• The problem
Reproduce the passage from the tracepoint discussion word for word, starting with "2009-10-14 10:38:06" and going on through "the same thing?".

• Excerpted passage
But that would basically mandate tracepoints to be always enabled, do we
want to go there?

I don't think the overhead of tracepoints is understood well enough,
Jason you poked at that, do you have anything solid on that?

Also, I can imagine the embedded people to not want that.

I really like perf and tracepoints to not become co-dependent until
tracepoint become mandatory for all configurations.

2009-10-14 10:38:06

by Avi Kivity

[permalink] [raw]
Subject: Re: [PATCH RFC] sched: add notifier for process migration

On 10/14/2009 06:26 PM, Peter Zijlstra wrote:
>> We already have one event notifier there - look at the
>> perf_swcounter_event() callback. Why add a second one for essentially
>> the same thing?
>>
>> We should only put a single callback there - a tracepoint defined via
>> TRACE_EVENT() - and any secondary users can register a callback to the
>> tracepoint itself.
>>
>> There's many similar places in the kernel - with notifier chains and
>> also with a need to get tracepoints there. The fastest (and most
>> consistent) solution is to add just a single event callback facility.
>>
> But that would basically mandate tracepoints to be always enabled, do we
> want to go there?
>
> I don't think the overhead of tracepoints is understood well enough,
> Jason you poked at that, do you have anything solid on that?
>
> Also, I can imagine the embedded people to not want that.
>
> I really like perf and tracepoints to not become co-dependent until
> tracepoint become mandatory for all configurations.

• Dataset excerpt

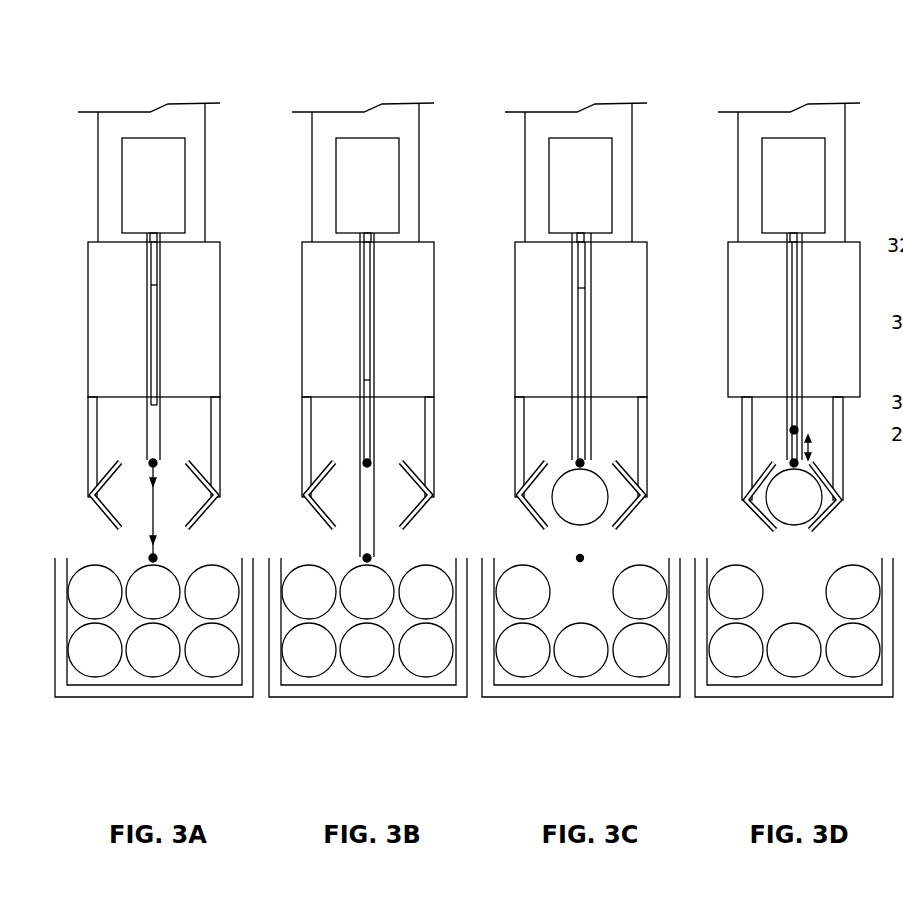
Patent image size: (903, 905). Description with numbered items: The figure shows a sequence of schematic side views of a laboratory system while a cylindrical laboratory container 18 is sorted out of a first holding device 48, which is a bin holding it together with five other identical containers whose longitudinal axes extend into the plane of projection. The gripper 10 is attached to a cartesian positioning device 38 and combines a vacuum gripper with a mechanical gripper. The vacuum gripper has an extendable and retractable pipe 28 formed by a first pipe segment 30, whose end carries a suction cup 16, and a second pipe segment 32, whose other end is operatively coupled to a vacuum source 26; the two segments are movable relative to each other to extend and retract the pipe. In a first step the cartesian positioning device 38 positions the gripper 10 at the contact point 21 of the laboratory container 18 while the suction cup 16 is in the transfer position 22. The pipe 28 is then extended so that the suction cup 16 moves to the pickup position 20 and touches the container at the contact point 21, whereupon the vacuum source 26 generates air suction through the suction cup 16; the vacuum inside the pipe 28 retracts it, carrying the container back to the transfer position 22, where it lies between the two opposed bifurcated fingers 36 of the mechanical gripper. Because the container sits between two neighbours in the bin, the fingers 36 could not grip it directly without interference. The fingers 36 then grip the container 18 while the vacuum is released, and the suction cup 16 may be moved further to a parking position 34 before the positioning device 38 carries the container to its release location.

• Exercise result
2009-10-14 10:38:06

by Avi Kivity

[permalink] [raw]
Subject: Re: [PATCH RFC] sched: add notifier for process migration

On 10/14/2009 06:26 PM, Peter Zijlstra wrote:
>> We already have one event notifier there - look at the
>> perf_swcounter_event() callback. Why add a second one for essentially
>> the same thing?